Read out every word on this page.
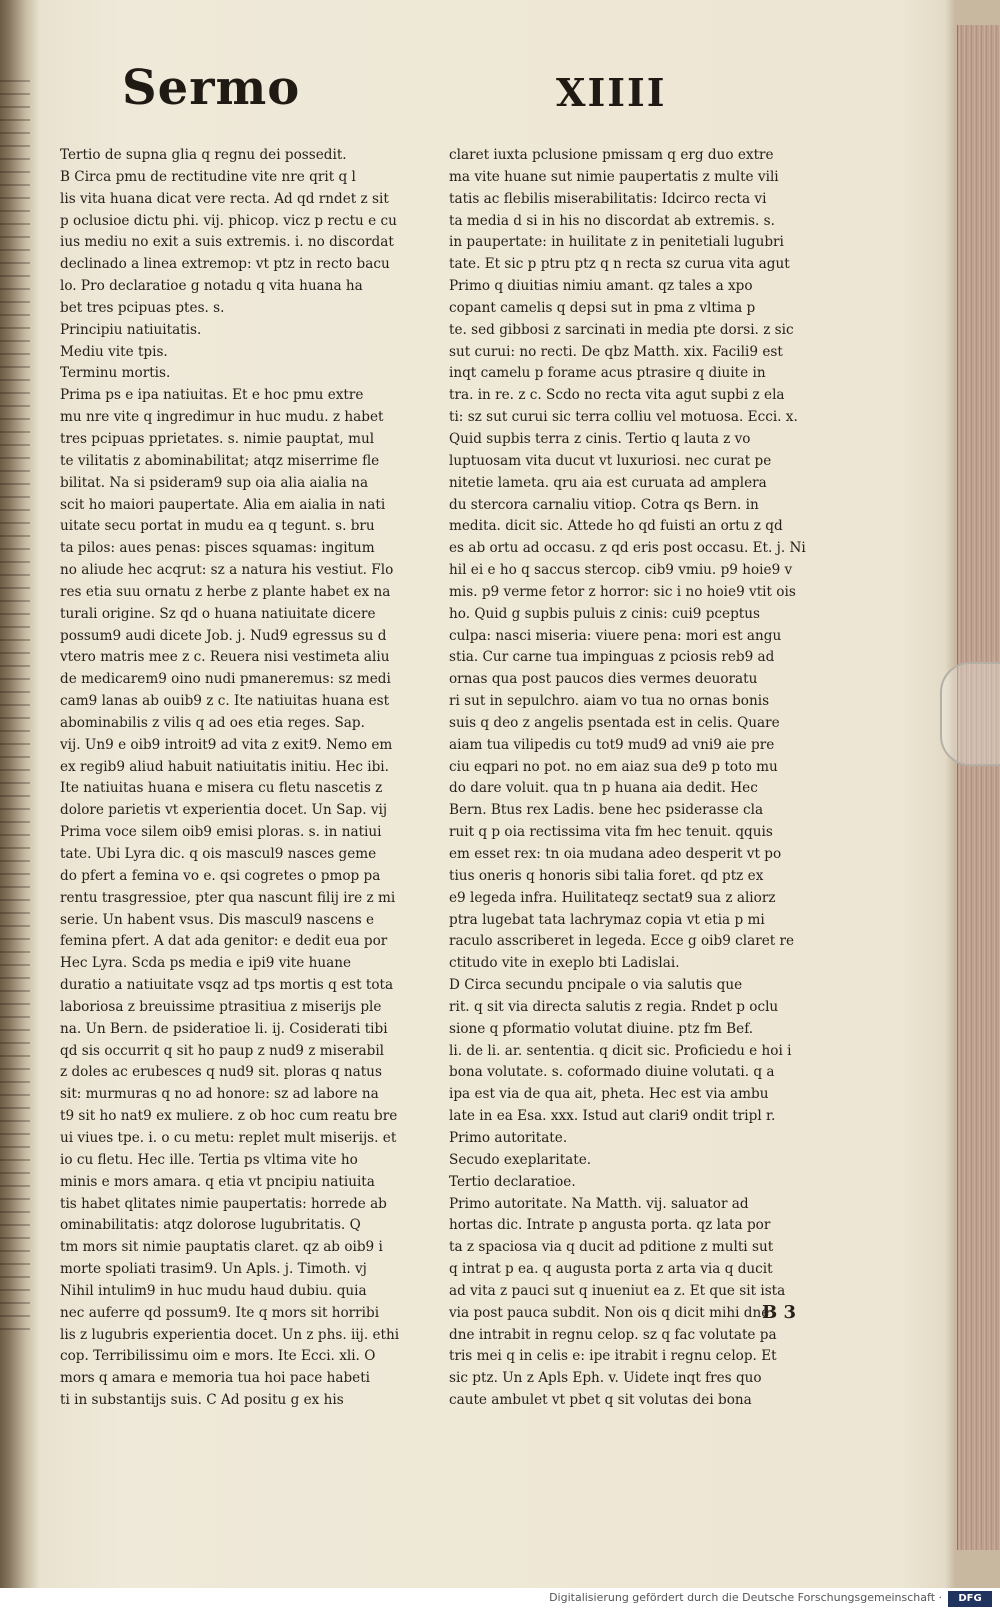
Sermo	XIIII
Tertio de supna glia q regnu dei possedit.
B Circa pmu de rectitudine vite nre qrit q l
lis vita huana dicat vere recta. Ad qd rndet z sit
p oclusioe dictu phi. vij. phicop. vicz p rectu e cu
ius mediu no exit a suis extremis. i. no discordat
declinado a linea extremop: vt ptz in recto bacu
lo. Pro declaratioe g notadu q vita huana ha
bet tres pcipuas ptes. s.
Principiu natiuitatis.
Mediu vite tpis.
Terminu mortis.
Prima ps e ipa natiuitas. Et e hoc pmu extre
mu nre vite q ingredimur in huc mudu. z habet
tres pcipuas pprietates. s. nimie pauptat, mul
te vilitatis z abominabilitat; atqz miserrime fle
bilitat. Na si psideram9 sup oia alia aialia na
scit ho maiori paupertate. Alia em aialia in nati
uitate secu portat in mudu ea q tegunt. s. bru
ta pilos: aues penas: pisces squamas: ingitum
no aliude hec acqrut: sz a natura his vestiut. Flo
res etia suu ornatu z herbe z plante habet ex na
turali origine. Sz qd o huana natiuitate dicere
possum9 audi dicete Job. j. Nud9 egressus su d
vtero matris mee z c. Reuera nisi vestimeta aliu
de medicarem9 oino nudi pmaneremus: sz medi
cam9 lanas ab ouib9 z c. Ite natiuitas huana est
abominabilis z vilis q ad oes etia reges. Sap.
vij. Un9 e oib9 introit9 ad vita z exit9. Nemo em
ex regib9 aliud habuit natiuitatis initiu. Hec ibi.
Ite natiuitas huana e misera cu fletu nascetis z
dolore parietis vt experientia docet. Un Sap. vij
Prima voce silem oib9 emisi ploras. s. in natiui
tate. Ubi Lyra dic. q ois mascul9 nasces geme
do pfert a femina vo e. qsi cogretes o pmop pa
rentu trasgressioe, pter qua nascunt filij ire z mi
serie. Un habent vsus. Dis mascul9 nascens e
femina pfert. A dat ada genitor: e dedit eua por
Hec Lyra. Scda ps media e ipi9 vite huane
duratio a natiuitate vsqz ad tps mortis q est tota
laboriosa z breuissime ptrasitiua z miserijs ple
na. Un Bern. de psideratioe li. ij. Cosiderati tibi
qd sis occurrit q sit ho paup z nud9 z miserabil
z doles ac erubesces q nud9 sit. ploras q natus
sit: murmuras q no ad honore: sz ad labore na
t9 sit ho nat9 ex muliere. z ob hoc cum reatu bre
ui viues tpe. i. o cu metu: replet mult miserijs. et
io cu fletu. Hec ille. Tertia ps vltima vite ho
minis e mors amara. q etia vt pncipiu natiuita
tis habet qlitates nimie paupertatis: horrede ab
ominabilitatis: atqz dolorose lugubritatis. Q
tm mors sit nimie pauptatis claret. qz ab oib9 i
morte spoliati trasim9. Un Apls. j. Timoth. vj
Nihil intulim9 in huc mudu haud dubiu. quia
nec auferre qd possum9. Ite q mors sit horribi
lis z lugubris experientia docet. Un z phs. iij. ethi
cop. Terribilissimu oim e mors. Ite Ecci. xli. O
mors q amara e memoria tua hoi pace habeti
ti in substantijs suis. C Ad positu g ex his
claret iuxta pclusione pmissam q erg duo extre
ma vite huane sut nimie paupertatis z multe vili
tatis ac flebilis miserabilitatis: Idcirco recta vi
ta media d si in his no discordat ab extremis. s.
in paupertate: in huilitate z in penitetiali lugubri
tate. Et sic p ptru ptz q n recta sz curua vita agut
Primo q diuitias nimiu amant. qz tales a xpo
copant camelis q depsi sut in pma z vltima p
te. sed gibbosi z sarcinati in media pte dorsi. z sic
sut curui: no recti. De qbz Matth. xix. Facili9 est
inqt camelu p forame acus ptrasire q diuite in
tra. in re. z c. Scdo no recta vita agut supbi z ela
ti: sz sut curui sic terra colliu vel motuosa. Ecci. x.
Quid supbis terra z cinis. Tertio q lauta z vo
luptuosam vita ducut vt luxuriosi. nec curat pe
nitetie lameta. qru aia est curuata ad amplera
du stercora carnaliu vitiop. Cotra qs Bern. in
medita. dicit sic. Attede ho qd fuisti an ortu z qd
es ab ortu ad occasu. z qd eris post occasu. Et. j. Ni
hil ei e ho q saccus stercop. cib9 vmiu. p9 hoie9 v
mis. p9 verme fetor z horror: sic i no hoie9 vtit ois
ho. Quid g supbis puluis z cinis: cui9 pceptus
culpa: nasci miseria: viuere pena: mori est angu
stia. Cur carne tua impinguas z pciosis reb9 ad
ornas qua post paucos dies vermes deuoratu
ri sut in sepulchro. aiam vo tua no ornas bonis
suis q deo z angelis psentada est in celis. Quare
aiam tua vilipedis cu tot9 mud9 ad vni9 aie pre
ciu eqpari no pot. no em aiaz sua de9 p toto mu
do dare voluit. qua tn p huana aia dedit. Hec
Bern. Btus rex Ladis. bene hec psiderasse cla
ruit q p oia rectissima vita fm hec tenuit. qquis
em esset rex: tn oia mudana adeo desperit vt po
tius oneris q honoris sibi talia foret. qd ptz ex
e9 legeda infra. Huilitateqz sectat9 sua z aliorz
ptra lugebat tata lachrymaz copia vt etia p mi
raculo asscriberet in legeda. Ecce g oib9 claret re
ctitudo vite in exeplo bti Ladislai.
D Circa secundu pncipale o via salutis que
rit. q sit via directa salutis z regia. Rndet p oclu
sione q pformatio volutat diuine. ptz fm Bef.
li. de li. ar. sententia. q dicit sic. Proficiedu e hoi i
bona volutate. s. coformado diuine volutati. q a
ipa est via de qua ait, pheta. Hec est via ambu
late in ea Esa. xxx. Istud aut clari9 ondit tripl r.
Primo autoritate.
Secudo exeplaritate.
Tertio declaratioe.
Primo autoritate. Na Matth. vij. saluator ad
hortas dic. Intrate p angusta porta. qz lata por
ta z spaciosa via q ducit ad pditione z multi sut
q intrat p ea. q augusta porta z arta via q ducit
ad vita z pauci sut q inueniut ea z. Et que sit ista
via post pauca subdit. Non ois q dicit mihi dne
dne intrabit in regnu celop. sz q fac volutate pa
tris mei q in celis e: ipe itrabit i regnu celop. Et
sic ptz. Un z Apls Eph. v. Uidete inqt fres quo
caute ambulet vt pbet q sit volutas dei bona
B 3
Digitalisierung gefördert durch die Deutsche Forschungsgemeinschaft ·	DFG
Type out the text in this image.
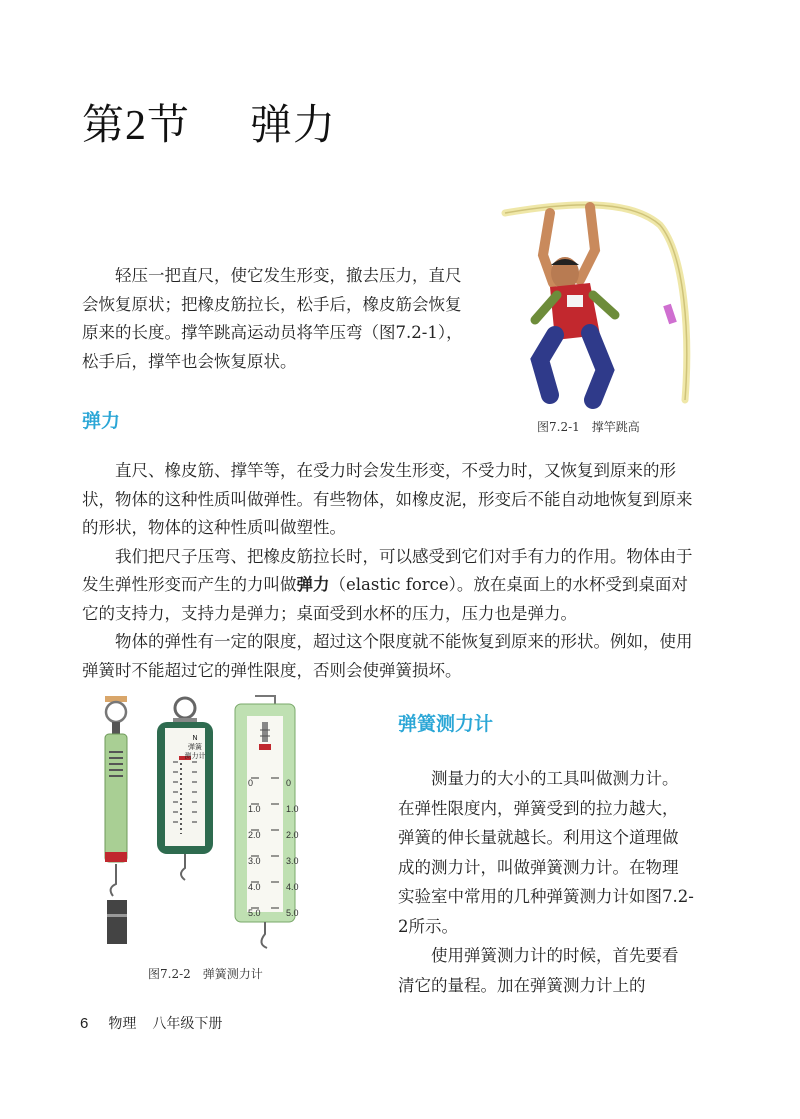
第2节 弹力

轻压一把直尺，使它发生形变，撤去压力，直尺会恢复原状；把橡皮筋拉长，松手后，橡皮筋会恢复原来的长度。撑竿跳高运动员将竿压弯（图7.2-1），松手后，撑竿也会恢复原状。

图7.2-1 撑竿跳高
弹力

直尺、橡皮筋、撑竿等，在受力时会发生形变，不受力时，又恢复到原来的形状，物体的这种性质叫做弹性。有些物体，如橡皮泥，形变后不能自动地恢复到原来的形状，物体的这种性质叫做塑性。

我们把尺子压弯、把橡皮筋拉长时，可以感受到它们对手有力的作用。物体由于发生弹性形变而产生的力叫做弹力（elastic force）。放在桌面上的水杯受到桌面对它的支持力，支持力是弹力；桌面受到水杯的压力，压力也是弹力。

物体的弹性有一定的限度，超过这个限度就不能恢复到原来的形状。例如，使用弹簧时不能超过它的弹性限度，否则会使弹簧损坏。

N
弹簧
测力计
0
1.0
2.0
3.0
4.0
5.0
0
1.0
2.0
3.0
4.0
5.0
图7.2-2 弹簧测力计
弹簧测力计

测量力的大小的工具叫做测力计。在弹性限度内，弹簧受到的拉力越大，弹簧的伸长量就越长。利用这个道理做成的测力计，叫做弹簧测力计。在物理实验室中常用的几种弹簧测力计如图7.2-2所示。

使用弹簧测力计的时候，首先要看清它的量程。加在弹簧测力计上的

6 物理 八年级下册
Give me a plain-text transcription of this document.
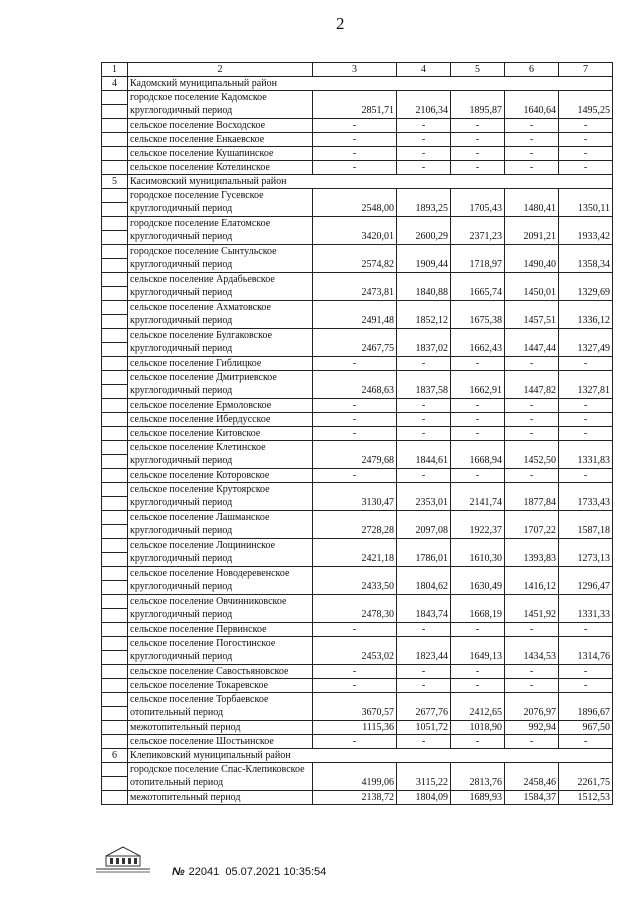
2
1	2	3	4	5	6	7
4	Кадомский муниципальный район					
	городское поселение Кадомское					
	круглогодичный период	2851,71	2106,34	1895,87	1640,64	1495,25
	сельское поселение Восходское	-	-	-	-	-
	сельское поселение Енкаевское	-	-	-	-	-
	сельское поселение Кушапинское	-	-	-	-	-
	сельское поселение Котелинское	-	-	-	-	-
5	Касимовский муниципальный район					
	городское поселение Гусевское					
	круглогодичный период	2548,00	1893,25	1705,43	1480,41	1350,11
	городское поселение Елатомское					
	круглогодичный период	3420,01	2600,29	2371,23	2091,21	1933,42
	городское поселение Сынтульское					
	круглогодичный период	2574,82	1909,44	1718,97	1490,40	1358,34
	сельское поселение Ардабьевское					
	круглогодичный период	2473,81	1840,88	1665,74	1450,01	1329,69
	сельское поселение Ахматовское					
	круглогодичный период	2491,48	1852,12	1675,38	1457,51	1336,12
	сельское поселение Булгаковское					
	круглогодичный период	2467,75	1837,02	1662,43	1447,44	1327,49
	сельское поселение Гиблицкое	-	-	-	-	-
	сельское поселение Дмитриевское					
	круглогодичный период	2468,63	1837,58	1662,91	1447,82	1327,81
	сельское поселение Ермоловское	-	-	-	-	-
	сельское поселение Ибердусское	-	-	-	-	-
	сельское поселение Китовское	-	-	-	-	-
	сельское поселение Клетинское					
	круглогодичный период	2479,68	1844,61	1668,94	1452,50	1331,83
	сельское поселение Которовское	-	-	-	-	-
	сельское поселение Крутоярское					
	круглогодичный период	3130,47	2353,01	2141,74	1877,84	1733,43
	сельское поселение Лашманское					
	круглогодичный период	2728,28	2097,08	1922,37	1707,22	1587,18
	сельское поселение Лощининское					
	круглогодичный период	2421,18	1786,01	1610,30	1393,83	1273,13
	сельское поселение Новодеревенское					
	круглогодичный период	2433,50	1804,62	1630,49	1416,12	1296,47
	сельское поселение Овчинниковское					
	круглогодичный период	2478,30	1843,74	1668,19	1451,92	1331,33
	сельское поселение Первинское	-	-	-	-	-
	сельское поселение Погостинское					
	круглогодичный период	2453,02	1823,44	1649,13	1434,53	1314,76
	сельское поселение Савостьяновское	-	-	-	-	-
	сельское поселение Токаревское	-	-	-	-	-
	сельское поселение Торбаевское					
	отопительный период	3670,57	2677,76	2412,65	2076,97	1896,67
	межотопительный период	1115,36	1051,72	1018,90	992,94	967,50
	сельское поселение Шостьинское	-	-	-	-	-
6	Клепиковский муниципальный район					
	городское поселение Спас-Клепиковское					
	отопительный период	4199,06	3115,22	2813,76	2458,46	2261,75
	межотопительный период	2138,72	1804,09	1689,93	1584,37	1512,53
№ 22041 05.07.2021 10:35:54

□ □ □ □ □

▶ [Written task]: Show the lines of the material that contain the word "salutis".

▶ [Reply to the task]:
D Circa secundu pncipale o via salutis que
rit. q sit via directa salutis z regia. Rndet p oclu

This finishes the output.